GIVEN TASK:
Skip all pictures. Set down only the lines starting at the line containing "Decode this image" and running to the end of the listing.
:: SOURCE DATA
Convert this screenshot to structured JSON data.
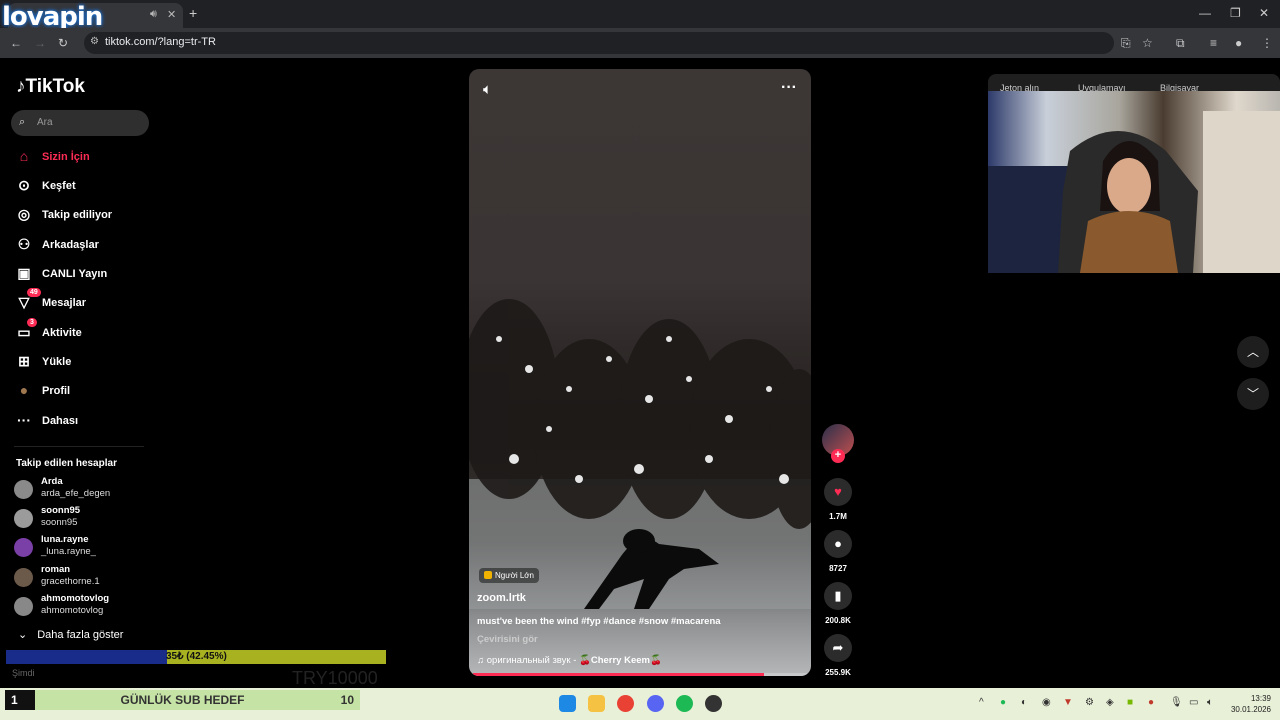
{
  "browser": {
    "url": "tiktok.com/?lang=tr-TR",
    "new_tab_icon": "+",
    "overlay_logo": "lovapin"
  },
  "sidebar": {
    "logo": "TikTok",
    "search_placeholder": "Ara",
    "nav": [
      {
        "label": "Sizin İçin",
        "icon": "home-icon",
        "active": true
      },
      {
        "label": "Keşfet",
        "icon": "compass-icon"
      },
      {
        "label": "Takip ediliyor",
        "icon": "following-icon"
      },
      {
        "label": "Arkadaşlar",
        "icon": "friends-icon"
      },
      {
        "label": "CANLI Yayın",
        "icon": "live-icon"
      },
      {
        "label": "Mesajlar",
        "icon": "messages-icon",
        "badge": "49"
      },
      {
        "label": "Aktivite",
        "icon": "activity-icon",
        "badge": "3"
      },
      {
        "label": "Yükle",
        "icon": "upload-icon"
      },
      {
        "label": "Profil",
        "icon": "profile-icon"
      },
      {
        "label": "Dahası",
        "icon": "more-icon"
      }
    ],
    "following_title": "Takip edilen hesaplar",
    "accounts": [
      {
        "name": "Arda",
        "handle": "arda_efe_degen"
      },
      {
        "name": "soonn95",
        "handle": "soonn95"
      },
      {
        "name": "luna.rayne",
        "handle": "_luna.rayne_"
      },
      {
        "name": "roman",
        "handle": "gracethorne.1"
      },
      {
        "name": "ahmomotovlog",
        "handle": "ahmomotovlog"
      }
    ],
    "show_more": "Daha fazla göster"
  },
  "video": {
    "tag": "Người Lớn",
    "author": "zoom.lrtk",
    "caption": "must've been the wind #fyp #dance #snow #macarena",
    "translate": "Çevirisini gör",
    "music_prefix": "оригинальный звук -",
    "music_artist": "🍒Cherry Keem🍒",
    "progress": 0.87
  },
  "actions": {
    "likes": "1.7M",
    "comments": "8727",
    "saves": "200.8K",
    "shares": "255.9K"
  },
  "topbar": {
    "coins": "Jeton alın",
    "app": "Uygulamayı",
    "desktop": "Bilgisayar"
  },
  "overlay": {
    "progress_text": "35₺ (42.45%)",
    "progress_fraction": 0.4245,
    "faded_left": "Şimdi",
    "faded_right": "TRY10000",
    "sub_number": "1",
    "sub_label": "GÜNLÜK SUB HEDEF",
    "sub_goal": "10"
  },
  "clock": {
    "time": "13:39",
    "date": "30.01.2026"
  },
  "colors": {
    "accent": "#fe2c55",
    "overlay_bar": "#a8b221",
    "overlay_fill": "#1a2c8a"
  }
}
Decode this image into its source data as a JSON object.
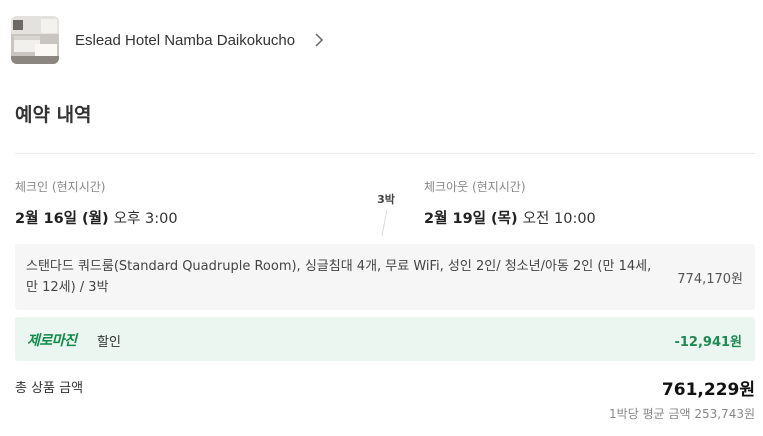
{
  "hotel": {
    "name": "Eslead Hotel Namba Daikokucho"
  },
  "section_title": "예약 내역",
  "checkin": {
    "label": "체크인 (현지시간)",
    "date": "2월 16일 (월)",
    "time": "오후 3:00"
  },
  "nights": "3박",
  "checkout": {
    "label": "체크아웃 (현지시간)",
    "date": "2월 19일 (목)",
    "time": "오전 10:00"
  },
  "room": {
    "description": "스탠다드 쿼드룸(Standard Quadruple Room), 싱글침대 4개, 무료 WiFi, 성인 2인/ 청소년/아동 2인 (만 14세, 만 12세) / 3박",
    "price": "774,170원"
  },
  "discount": {
    "brand": "제로마진",
    "label": "할인",
    "amount": "-12,941원",
    "color": "#0f8a4a"
  },
  "total": {
    "label": "총 상품 금액",
    "amount": "761,229원",
    "per_night": "1박당 평균 금액 253,743원"
  }
}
::::
ANSWER TO THIS PROBLEM:
Decode this image into its source data as a JSON object.
{
  "hotel": {
    "name": "Eslead Hotel Namba Daikokucho"
  },
  "section_title": "예약 내역",
  "checkin": {
    "label": "체크인 (현지시간)",
    "date": "2월 16일 (월)",
    "time": "오후 3:00"
  },
  "nights": "3박",
  "checkout": {
    "label": "체크아웃 (현지시간)",
    "date": "2월 19일 (목)",
    "time": "오전 10:00"
  },
  "room": {
    "description": "스탠다드 쿼드룸(Standard Quadruple Room), 싱글침대 4개, 무료 WiFi, 성인 2인/ 청소년/아동 2인 (만 14세, 만 12세) / 3박",
    "price": "774,170원"
  },
  "discount": {
    "brand": "제로마진",
    "label": "할인",
    "amount": "-12,941원",
    "color": "#0f8a4a"
  },
  "total": {
    "label": "총 상품 금액",
    "amount": "761,229원",
    "per_night": "1박당 평균 금액 253,743원"
  }
}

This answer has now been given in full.